REQUIREMENTS
Reproduce every record exactly as it appears, but not the pictures.

[Figure data in JSON]
# # # #

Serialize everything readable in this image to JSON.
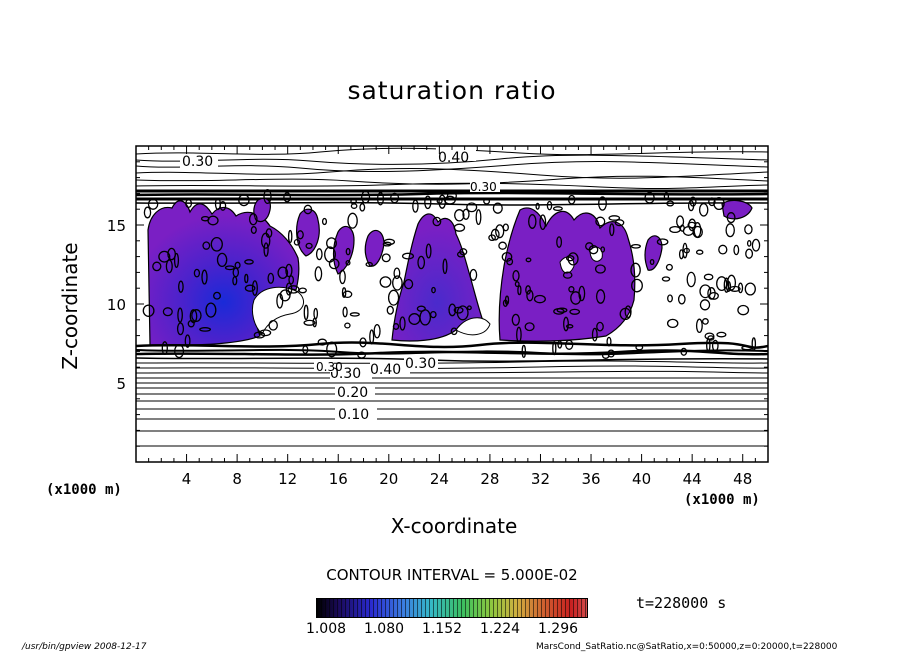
{
  "title": "saturation ratio",
  "chart_data": {
    "type": "contour",
    "title": "saturation ratio",
    "xlabel": "X-coordinate",
    "ylabel": "Z-coordinate",
    "x_unit": "(x1000 m)",
    "xlim": [
      0,
      50
    ],
    "ylim": [
      0,
      20
    ],
    "x_ticks": [
      "4",
      "8",
      "12",
      "16",
      "20",
      "24",
      "28",
      "32",
      "36",
      "40",
      "44",
      "48"
    ],
    "y_ticks": [
      "5",
      "10",
      "15"
    ],
    "contour_labels": [
      "0.30",
      "0.40",
      "0.30",
      "0.30",
      "0.40",
      "0.30",
      "0.30",
      "0.20",
      "0.10"
    ],
    "contour_interval_text": "CONTOUR INTERVAL = 5.000E-02",
    "colorbar": {
      "ticks": [
        "1.008",
        "1.080",
        "1.152",
        "1.224",
        "1.296"
      ],
      "min": 1.008,
      "max": 1.296
    },
    "time_label": "t=228000 s",
    "fill_color": "#7a1fc4"
  },
  "footer": {
    "left": "/usr/bin/gpview   2008-12-17",
    "right": "MarsCond_SatRatio.nc@SatRatio,x=0:50000,z=0:20000,t=228000"
  }
}
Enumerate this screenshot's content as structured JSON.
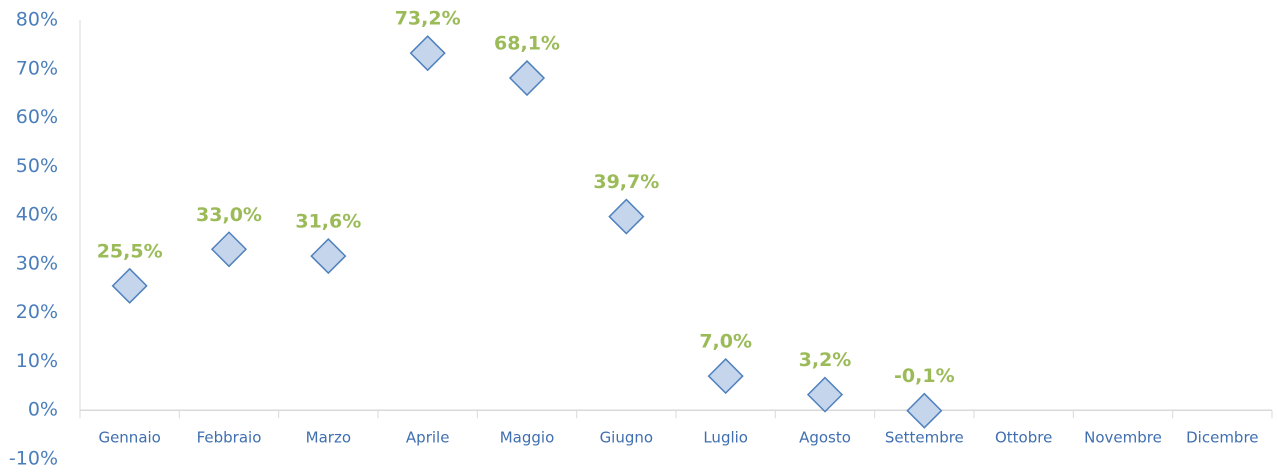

# # # #

FULL SOLUTION
Serialize everything readable in this image to JSON.
{
  "title": "saturation ratio",
  "chart_data": {
    "type": "contour",
    "title": "saturation ratio",
    "xlabel": "X-coordinate",
    "ylabel": "Z-coordinate",
    "x_unit": "(x1000 m)",
    "xlim": [
      0,
      50
    ],
    "ylim": [
      0,
      20
    ],
    "x_ticks": [
      "4",
      "8",
      "12",
      "16",
      "20",
      "24",
      "28",
      "32",
      "36",
      "40",
      "44",
      "48"
    ],
    "y_ticks": [
      "5",
      "10",
      "15"
    ],
    "contour_labels": [
      "0.30",
      "0.40",
      "0.30",
      "0.30",
      "0.40",
      "0.30",
      "0.30",
      "0.20",
      "0.10"
    ],
    "contour_interval_text": "CONTOUR INTERVAL = 5.000E-02",
    "colorbar": {
      "ticks": [
        "1.008",
        "1.080",
        "1.152",
        "1.224",
        "1.296"
      ],
      "min": 1.008,
      "max": 1.296
    },
    "time_label": "t=228000 s",
    "fill_color": "#7a1fc4"
  },
  "footer": {
    "left": "/usr/bin/gpview   2008-12-17",
    "right": "MarsCond_SatRatio.nc@SatRatio,x=0:50000,z=0:20000,t=228000"
  }
}
Enumerate this screenshot's content as structured JSON.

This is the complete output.